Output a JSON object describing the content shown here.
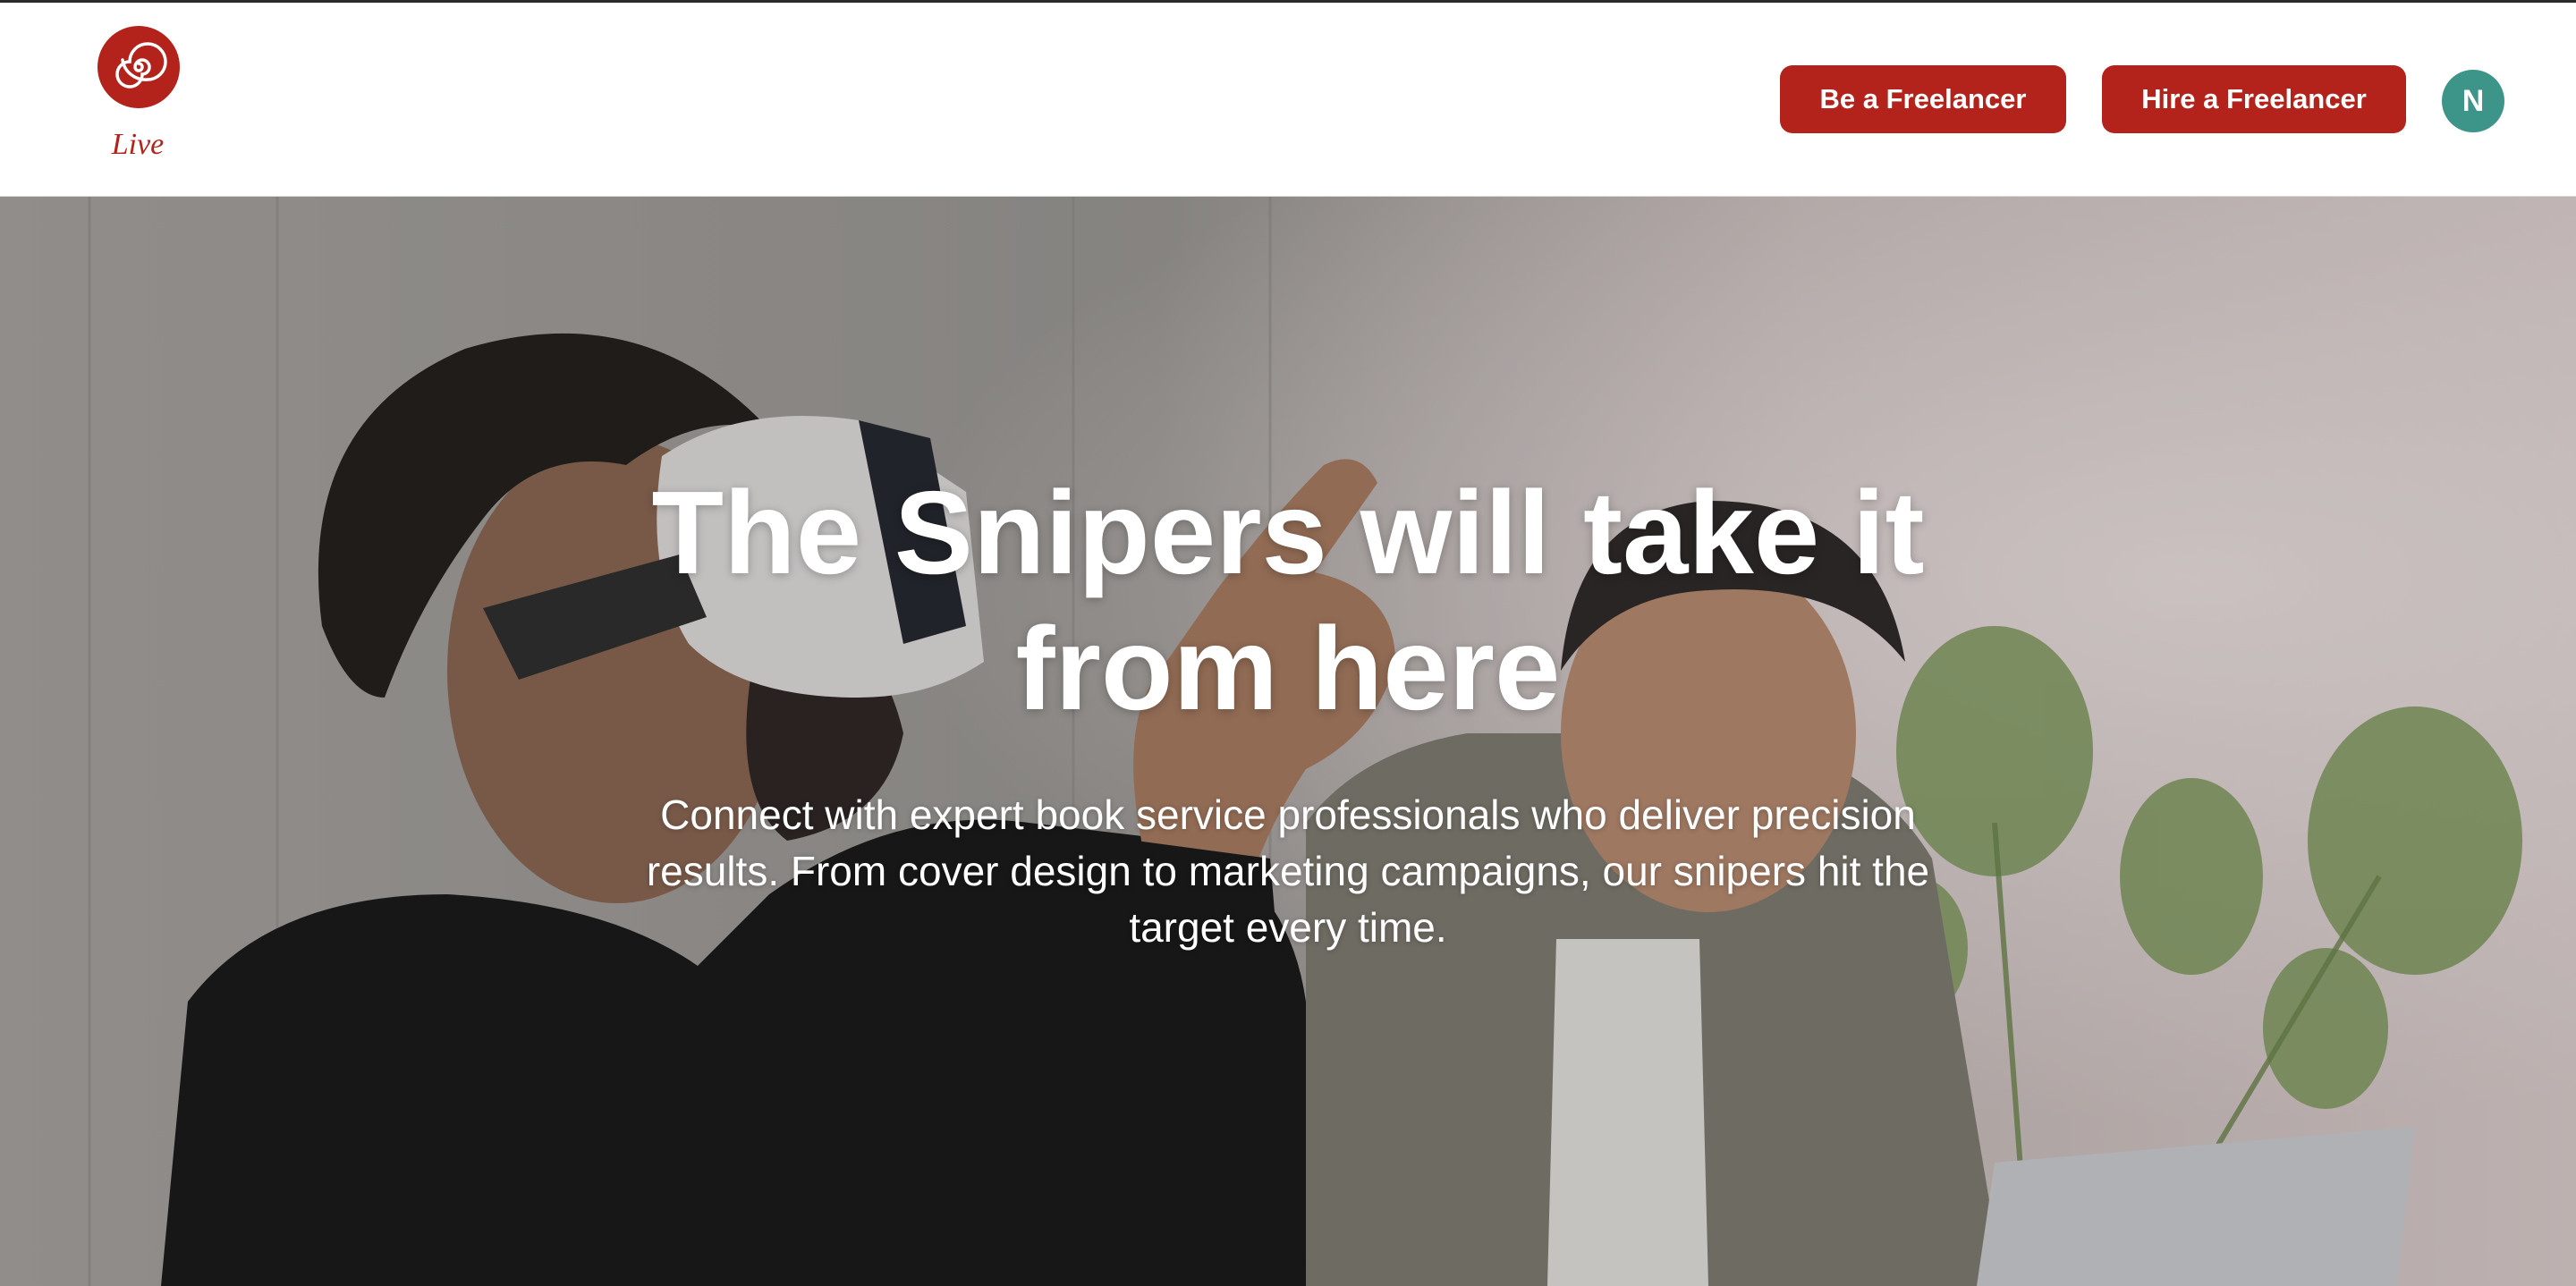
{
  "brand": {
    "logo_text": "Live",
    "color": "#b3231b"
  },
  "nav": {
    "be_freelancer_label": "Be a Freelancer",
    "hire_freelancer_label": "Hire a Freelancer",
    "button_color": "#b3231b",
    "avatar_initial": "N",
    "avatar_color": "#3d9488"
  },
  "hero": {
    "title": "The Snipers will take it from here",
    "subtitle": "Connect with expert book service professionals who deliver precision results. From cover design to marketing campaigns, our snipers hit the target every time."
  }
}
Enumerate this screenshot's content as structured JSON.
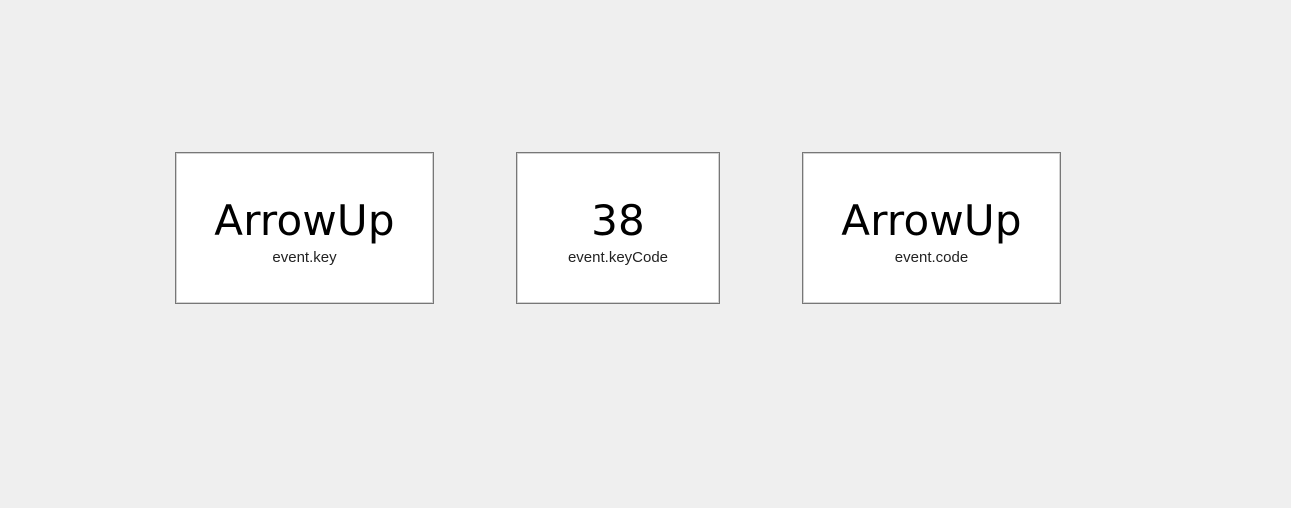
{
  "cards": [
    {
      "value": "ArrowUp",
      "label": "event.key"
    },
    {
      "value": "38",
      "label": "event.keyCode"
    },
    {
      "value": "ArrowUp",
      "label": "event.code"
    }
  ],
  "colors": {
    "background": "#efefef",
    "card_background": "#ffffff",
    "card_border": "#777777",
    "value_text": "#000000",
    "label_text": "#222222"
  }
}
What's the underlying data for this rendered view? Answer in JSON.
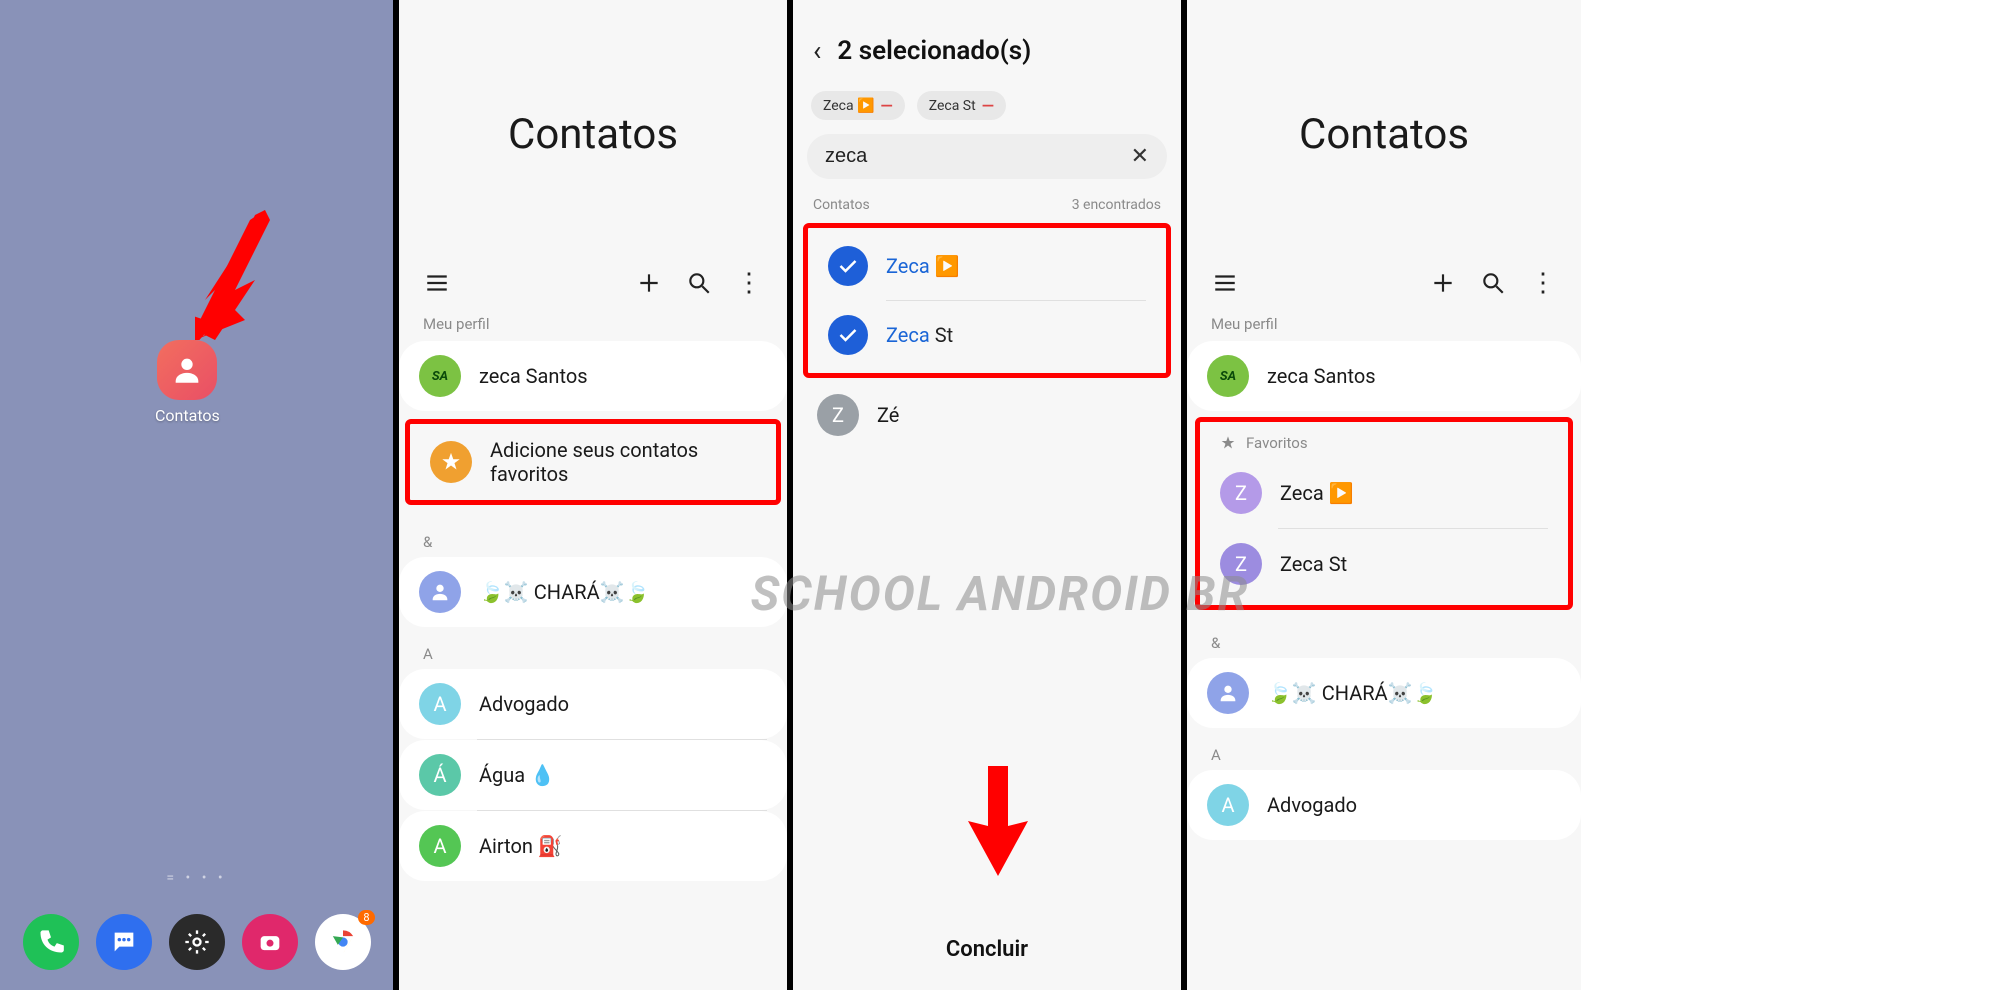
{
  "watermark": "SCHOOL ANDROID BR",
  "panel1": {
    "app_label": "Contatos",
    "dock_badge": "8",
    "page_dots": "=  •  •  •"
  },
  "panel2": {
    "title": "Contatos",
    "section_profile": "Meu perfil",
    "profile_name": "zeca Santos",
    "add_fav_label": "Adicione seus contatos favoritos",
    "group_amp": "&",
    "contact_amp": "🍃☠️ CHARÁ☠️🍃",
    "group_a": "A",
    "contacts_a": {
      "c0": "Advogado",
      "c1": "Água 💧",
      "c2": "Airton ⛽"
    }
  },
  "panel3": {
    "header": "2 selecionado(s)",
    "chips": {
      "c0": "Zeca ▶️",
      "c1": "Zeca St"
    },
    "search_value": "zeca",
    "found_label": "Contatos",
    "found_count": "3 encontrados",
    "results": {
      "r0_match": "Zeca",
      "r0_rest": " ▶️",
      "r1_match": "Zeca",
      "r1_rest": " St",
      "r2": "Zé"
    },
    "done": "Concluir"
  },
  "panel4": {
    "title": "Contatos",
    "section_profile": "Meu perfil",
    "profile_name": "zeca Santos",
    "fav_label": "Favoritos",
    "favs": {
      "f0": "Zeca ▶️",
      "f1": "Zeca St"
    },
    "group_amp": "&",
    "contact_amp": "🍃☠️ CHARÁ☠️🍃",
    "group_a": "A",
    "contacts_a": {
      "c0": "Advogado"
    }
  }
}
= = = =
▶ **Written problem**: Write out all the entries again, word for word, and print no images.

▶ **Worked solution**:
Output a JSON object describing the content shown here.
{
  "brand": {
    "logo_text": "Live",
    "color": "#b3231b"
  },
  "nav": {
    "be_freelancer_label": "Be a Freelancer",
    "hire_freelancer_label": "Hire a Freelancer",
    "button_color": "#b3231b",
    "avatar_initial": "N",
    "avatar_color": "#3d9488"
  },
  "hero": {
    "title": "The Snipers will take it from here",
    "subtitle": "Connect with expert book service professionals who deliver precision results. From cover design to marketing campaigns, our snipers hit the target every time."
  }
}
Enumerate this screenshot's content as structured JSON.
{
  "cards": [
    {
      "value": "ArrowUp",
      "label": "event.key"
    },
    {
      "value": "38",
      "label": "event.keyCode"
    },
    {
      "value": "ArrowUp",
      "label": "event.code"
    }
  ],
  "colors": {
    "background": "#efefef",
    "card_background": "#ffffff",
    "card_border": "#777777",
    "value_text": "#000000",
    "label_text": "#222222"
  }
}
What's the underlying data for this rendered view? Answer in JSON.
{
  "watermark": "SCHOOL ANDROID BR",
  "panel1": {
    "app_label": "Contatos",
    "dock_badge": "8",
    "page_dots": "=  •  •  •"
  },
  "panel2": {
    "title": "Contatos",
    "section_profile": "Meu perfil",
    "profile_name": "zeca Santos",
    "add_fav_label": "Adicione seus contatos favoritos",
    "group_amp": "&",
    "contact_amp": "🍃☠️ CHARÁ☠️🍃",
    "group_a": "A",
    "contacts_a": {
      "c0": "Advogado",
      "c1": "Água 💧",
      "c2": "Airton ⛽"
    }
  },
  "panel3": {
    "header": "2 selecionado(s)",
    "chips": {
      "c0": "Zeca ▶️",
      "c1": "Zeca St"
    },
    "search_value": "zeca",
    "found_label": "Contatos",
    "found_count": "3 encontrados",
    "results": {
      "r0_match": "Zeca",
      "r0_rest": " ▶️",
      "r1_match": "Zeca",
      "r1_rest": " St",
      "r2": "Zé"
    },
    "done": "Concluir"
  },
  "panel4": {
    "title": "Contatos",
    "section_profile": "Meu perfil",
    "profile_name": "zeca Santos",
    "fav_label": "Favoritos",
    "favs": {
      "f0": "Zeca ▶️",
      "f1": "Zeca St"
    },
    "group_amp": "&",
    "contact_amp": "🍃☠️ CHARÁ☠️🍃",
    "group_a": "A",
    "contacts_a": {
      "c0": "Advogado"
    }
  }
}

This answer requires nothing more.